1. Deductible payments

A number of payments that you can make before year-end will give you a tax benefit for 2015. These include charitable donations and investment-related expenses used to earn income, like interest payments on money borrowed for investment purposes, investment counselling fees, even safe-deposit box rental fees.

Also, you can make any necessary medical or dental payments for items not covered by provincial health plans. These include such things as glasses, prescription drugs, and hearing aids. Pay before year-end and you can add them to your medical expense deduction for the year.

2. Tax-loss selling

If you’ve lost money on investment assets in your portfolio, consider selling before year-end if you wish to use losses to offset any gains you might have made earlier in the year on other investments. To qualify for a 2015 tax loss, the settlement of the transaction must take place in 2015.

Because it takes three business days to settle a transaction, the last possible day to sell securities to be eligible for a capital loss for the 2015 tax year is Dec. 24 for settlement by Dec. 31, 2015. (This year, Canadian markets are closed Dec. 25 to Dec. 28 inclusive.) For U.S. exchange-traded stocks, different rules apply, and you may have another day’s leeway. But check with your broker or advisor now, while you still have time, to be absolutely sure you can meet the various transaction deadlines.

3. Rebalance portfolios

Throughout the year, as markets fluctuate, assets in your portfolio will gain or lose value, and by the end of the year may have skewed your asset weightings. Perhaps a 50/50 fixed-income/equity split in your balanced portfolio at the start of the year has become a 40/60 split or even a 30/70 fixed-income/equity split at the end of the year. The net effect is that your overall portfolio risk has grown considerably, because your portfolio is now overweighted to stocks, which are considered riskier than fixed-income. If left unattended, this can have a serious impact on your portfolio performance during the next bout of stock market volatility.

So year-end is a great time to review your asset weightings with your advisor, with a view to normalizing allocations and diversification. Trim or switch where necessary, using capital losses to offset gains where available. Don’t forget to apply any unused losses carried forward from previous years.

===============

- _Questions to answer_:
**A)** According to the year-end tax tips, what is the last possible day to sell securities to claim a capital loss for the 2015 tax year?
**B)** Pick up the year-end tax tips right after their final sentence and keep writing in the same style.

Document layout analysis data
===============

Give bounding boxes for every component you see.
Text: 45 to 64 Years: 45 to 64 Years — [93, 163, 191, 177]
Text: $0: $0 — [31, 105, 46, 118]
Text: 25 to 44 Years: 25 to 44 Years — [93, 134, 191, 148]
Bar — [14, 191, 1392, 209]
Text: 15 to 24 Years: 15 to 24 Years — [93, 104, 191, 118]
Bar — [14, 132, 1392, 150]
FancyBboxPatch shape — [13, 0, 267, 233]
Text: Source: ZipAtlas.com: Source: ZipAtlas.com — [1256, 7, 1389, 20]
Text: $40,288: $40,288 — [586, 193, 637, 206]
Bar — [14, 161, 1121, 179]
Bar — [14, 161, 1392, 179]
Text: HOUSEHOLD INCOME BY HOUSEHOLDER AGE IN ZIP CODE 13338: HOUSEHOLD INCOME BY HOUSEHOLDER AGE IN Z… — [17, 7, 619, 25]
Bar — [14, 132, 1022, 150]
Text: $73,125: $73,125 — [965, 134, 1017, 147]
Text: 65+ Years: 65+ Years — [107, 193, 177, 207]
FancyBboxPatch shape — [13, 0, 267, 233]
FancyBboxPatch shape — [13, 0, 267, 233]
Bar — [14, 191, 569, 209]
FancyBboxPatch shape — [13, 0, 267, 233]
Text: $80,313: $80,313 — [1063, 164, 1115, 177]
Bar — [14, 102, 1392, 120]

===============

- _Answers to the exercises_:
**A)** Dec. 24, for settlement by Dec. 31, 2015.

**B)**
4. RRSP maturity options

You must collapse your RRSP by the end of the year in which you turn 71. If you haven’t already done so, there are only a couple of weeks left to make some key decisions about the disposition of your RRSP. And you have three choices for what to do with the funds. You can take the entire amount into income (not very tax-effective if the RRSP is one of those big million-dollar ones), purchase an annuity, or convert your RRSP into a Registered Retirement Income Fund (RRIF). Or, what most people in your situation do is to build some combination of these choices to maximize income, security, and tax efficiency.

  • The RRIF alternative. This is a popular choice for many RRSP holders, because a RRIF is much like an RRSP in that investments in the plan continue to grow sheltered from tax. However, you must withdraw a minimum amount from the RRIF every year. That income then becomes taxable at your top marginal rate in the year of withdrawal. The annual minimum withdrawal is calculated by multiplying the market value of your RRSP account on December 31 of the previous year by a percentage pre-set by the government.
  • An annuity contract is designed to provide a guaranteed income stream. Putting it very simply, when you purchase an annuity, you essentially buy an insurance contract under which the issuing company invests the lump sum you provide and guarantees a regular payout over the life of the annuity contract. There are several types of annuities, and these can be complex products. It’s important to understand how interest rates and other factors affect how much income you will receive.
  • ‘Pensionizing’ retirement income can be done with an insurance product that offers a guaranteed income withdrawal feature. This product is similar to an annuity in that it guarantees a specific regular monthly, quarterly, or annual payment until you pass away. But unlike an annuity, you can take the “cash surrender value” if your situation changes dramatically (but this is not recommended). If you’re looking to make last-minute year-end planning decisions that involve larger assets or investments, or decisions that may lock you into contracts like annuities, definitely get the advice of a qualified financial professional first.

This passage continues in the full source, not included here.